SHORT TASK –
Going through the material below, please gather all lines with the word "Station" in them.
--- Start of DATA SHOWN ---
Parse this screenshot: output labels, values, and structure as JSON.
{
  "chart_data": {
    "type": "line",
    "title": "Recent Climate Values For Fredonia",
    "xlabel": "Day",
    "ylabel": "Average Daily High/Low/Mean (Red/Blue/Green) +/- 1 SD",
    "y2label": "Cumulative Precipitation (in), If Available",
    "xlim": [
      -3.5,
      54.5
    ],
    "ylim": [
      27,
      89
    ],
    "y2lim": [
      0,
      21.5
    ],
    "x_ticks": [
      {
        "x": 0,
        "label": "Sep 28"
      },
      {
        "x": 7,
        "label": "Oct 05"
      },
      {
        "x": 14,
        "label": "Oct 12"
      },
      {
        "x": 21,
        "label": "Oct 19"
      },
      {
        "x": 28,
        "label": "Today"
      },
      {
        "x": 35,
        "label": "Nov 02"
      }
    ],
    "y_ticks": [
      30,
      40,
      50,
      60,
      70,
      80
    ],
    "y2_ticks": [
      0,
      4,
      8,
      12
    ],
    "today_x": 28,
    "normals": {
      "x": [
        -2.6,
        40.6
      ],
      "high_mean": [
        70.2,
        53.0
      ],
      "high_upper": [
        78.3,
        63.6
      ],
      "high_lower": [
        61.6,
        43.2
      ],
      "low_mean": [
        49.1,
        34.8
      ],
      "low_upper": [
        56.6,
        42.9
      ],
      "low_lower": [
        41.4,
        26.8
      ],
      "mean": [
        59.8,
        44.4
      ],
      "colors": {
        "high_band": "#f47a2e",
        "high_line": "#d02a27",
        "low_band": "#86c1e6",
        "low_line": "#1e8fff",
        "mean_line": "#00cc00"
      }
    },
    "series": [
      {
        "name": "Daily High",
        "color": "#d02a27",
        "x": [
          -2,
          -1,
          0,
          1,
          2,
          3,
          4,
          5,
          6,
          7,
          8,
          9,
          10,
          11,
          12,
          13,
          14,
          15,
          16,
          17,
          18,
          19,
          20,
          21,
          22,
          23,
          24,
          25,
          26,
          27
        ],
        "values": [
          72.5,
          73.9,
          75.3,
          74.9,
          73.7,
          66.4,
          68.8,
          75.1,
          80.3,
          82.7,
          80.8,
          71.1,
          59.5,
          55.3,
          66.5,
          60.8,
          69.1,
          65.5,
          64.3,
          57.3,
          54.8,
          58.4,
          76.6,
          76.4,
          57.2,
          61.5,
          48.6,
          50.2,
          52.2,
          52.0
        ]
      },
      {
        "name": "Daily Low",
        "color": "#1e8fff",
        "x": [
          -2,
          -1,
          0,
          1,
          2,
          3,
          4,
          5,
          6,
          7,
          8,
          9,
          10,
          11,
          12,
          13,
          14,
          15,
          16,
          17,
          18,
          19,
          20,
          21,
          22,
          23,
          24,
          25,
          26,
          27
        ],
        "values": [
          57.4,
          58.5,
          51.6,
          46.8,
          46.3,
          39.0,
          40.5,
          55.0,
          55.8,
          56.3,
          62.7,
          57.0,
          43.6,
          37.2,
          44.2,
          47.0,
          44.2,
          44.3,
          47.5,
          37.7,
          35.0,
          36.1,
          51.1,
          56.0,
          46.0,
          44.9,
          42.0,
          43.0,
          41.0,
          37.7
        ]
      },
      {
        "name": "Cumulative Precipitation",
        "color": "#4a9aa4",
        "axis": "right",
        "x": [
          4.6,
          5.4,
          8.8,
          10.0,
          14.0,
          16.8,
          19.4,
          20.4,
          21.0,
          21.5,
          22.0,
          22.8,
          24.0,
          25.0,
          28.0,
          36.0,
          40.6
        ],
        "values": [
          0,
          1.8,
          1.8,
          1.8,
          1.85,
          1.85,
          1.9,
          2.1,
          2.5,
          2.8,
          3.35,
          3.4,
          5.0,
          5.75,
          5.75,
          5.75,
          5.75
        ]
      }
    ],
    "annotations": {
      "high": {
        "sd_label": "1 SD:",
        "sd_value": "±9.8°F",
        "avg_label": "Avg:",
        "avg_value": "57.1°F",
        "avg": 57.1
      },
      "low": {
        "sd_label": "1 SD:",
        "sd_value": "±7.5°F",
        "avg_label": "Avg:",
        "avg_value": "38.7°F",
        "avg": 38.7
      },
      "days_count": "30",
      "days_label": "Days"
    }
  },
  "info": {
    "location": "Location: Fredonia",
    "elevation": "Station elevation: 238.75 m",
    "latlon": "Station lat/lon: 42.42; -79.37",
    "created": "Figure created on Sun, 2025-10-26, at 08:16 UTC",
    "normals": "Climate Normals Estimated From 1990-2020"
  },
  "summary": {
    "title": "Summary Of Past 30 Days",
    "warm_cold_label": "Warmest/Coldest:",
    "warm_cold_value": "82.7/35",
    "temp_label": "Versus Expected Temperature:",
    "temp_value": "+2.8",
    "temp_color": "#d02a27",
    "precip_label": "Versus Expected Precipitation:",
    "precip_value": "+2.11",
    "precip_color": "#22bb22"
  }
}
--- End of DATA SHOWN ---
RESPONSE TO THIS EXERCISE –
    "elevation": "Station elevation: 238.75 m",
    "latlon": "Station lat/lon: 42.42; -79.37",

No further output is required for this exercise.